WHAT TO PRODUCE: Each entry below must be repeated exactly, with pictures left out.

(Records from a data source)
** begin **

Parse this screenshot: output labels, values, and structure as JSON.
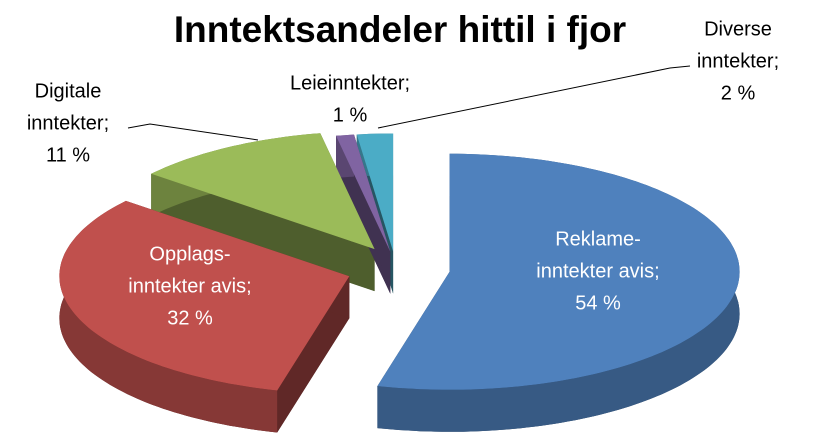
{
  "chart_data": {
    "type": "pie3d",
    "title": "Inntektsandeler hittil i fjor",
    "values": [
      54,
      32,
      11,
      1,
      2
    ],
    "value_labels": [
      [
        "Reklame-",
        "inntekter avis;",
        "54 %"
      ],
      [
        "Opplags-",
        "inntekter avis;",
        "32 %"
      ],
      [
        "Digitale",
        "inntekter;",
        "11 %"
      ],
      [
        "Leieinntekter;",
        "1 %"
      ],
      [
        "Diverse",
        "inntekter;",
        "2 %"
      ]
    ],
    "colors": [
      "#4f81bd",
      "#c0504d",
      "#9bbb59",
      "#8064a2",
      "#4bacc6"
    ]
  }
}
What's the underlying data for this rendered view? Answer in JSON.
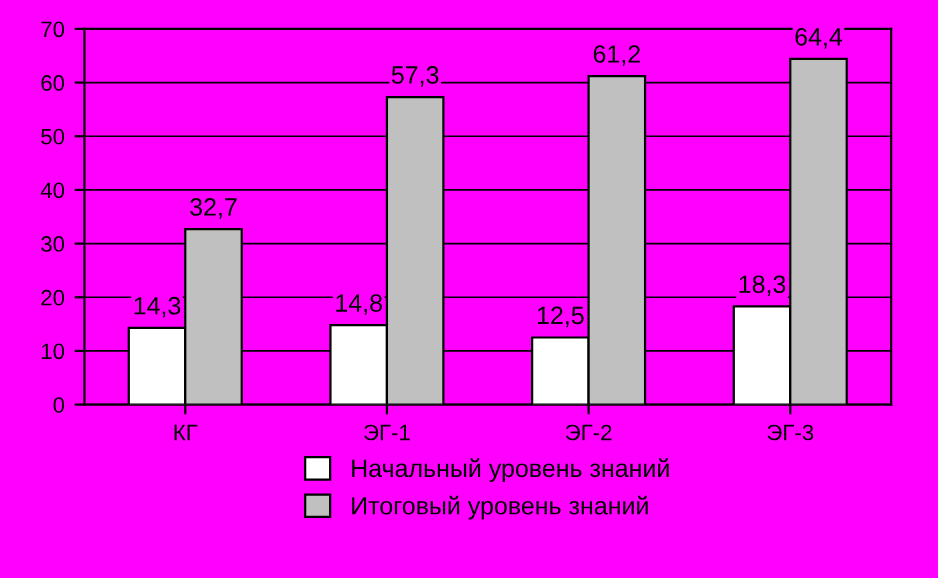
{
  "chart_data": {
    "type": "bar",
    "categories": [
      "КГ",
      "ЭГ-1",
      "ЭГ-2",
      "ЭГ-3"
    ],
    "series": [
      {
        "name": "Начальный уровень знаний",
        "color": "#ffffff",
        "values": [
          14.3,
          14.8,
          12.5,
          18.3
        ],
        "value_labels": [
          "14,3",
          "14,8",
          "12,5",
          "18,3"
        ]
      },
      {
        "name": "Итоговый уровень знаний",
        "color": "#c0c0c0",
        "values": [
          32.7,
          57.3,
          61.2,
          64.4
        ],
        "value_labels": [
          "32,7",
          "57,3",
          "61,2",
          "64,4"
        ]
      }
    ],
    "ylim": [
      0,
      70
    ],
    "yticks": [
      0,
      10,
      20,
      30,
      40,
      50,
      60,
      70
    ],
    "grid": "y",
    "legend": "bottom"
  }
}
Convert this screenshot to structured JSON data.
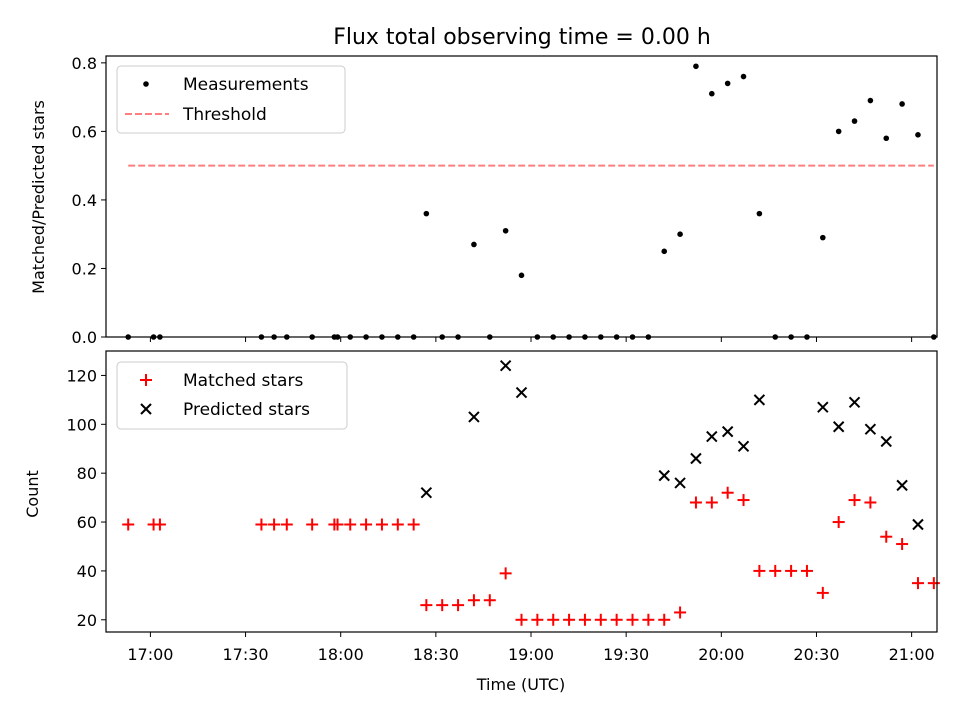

** end **

EXPECTED ANSWER:
Parse this screenshot: output labels, values, and structure as JSON.
{
  "chart_data": {
    "type": "pie3d",
    "title": "Inntektsandeler hittil i fjor",
    "values": [
      54,
      32,
      11,
      1,
      2
    ],
    "value_labels": [
      [
        "Reklame-",
        "inntekter avis;",
        "54 %"
      ],
      [
        "Opplags-",
        "inntekter avis;",
        "32 %"
      ],
      [
        "Digitale",
        "inntekter;",
        "11 %"
      ],
      [
        "Leieinntekter;",
        "1 %"
      ],
      [
        "Diverse",
        "inntekter;",
        "2 %"
      ]
    ],
    "colors": [
      "#4f81bd",
      "#c0504d",
      "#9bbb59",
      "#8064a2",
      "#4bacc6"
    ]
  }
}
What's the underlying data for this rendered view? Answer in JSON.
{
  "chart_data": {
    "type": "bar",
    "categories": [
      "КГ",
      "ЭГ-1",
      "ЭГ-2",
      "ЭГ-3"
    ],
    "series": [
      {
        "name": "Начальный уровень знаний",
        "color": "#ffffff",
        "values": [
          14.3,
          14.8,
          12.5,
          18.3
        ],
        "value_labels": [
          "14,3",
          "14,8",
          "12,5",
          "18,3"
        ]
      },
      {
        "name": "Итоговый уровень знаний",
        "color": "#c0c0c0",
        "values": [
          32.7,
          57.3,
          61.2,
          64.4
        ],
        "value_labels": [
          "32,7",
          "57,3",
          "61,2",
          "64,4"
        ]
      }
    ],
    "ylim": [
      0,
      70
    ],
    "yticks": [
      0,
      10,
      20,
      30,
      40,
      50,
      60,
      70
    ],
    "grid": "y",
    "legend": "bottom"
  }
}
Convert this screenshot to structured JSON data.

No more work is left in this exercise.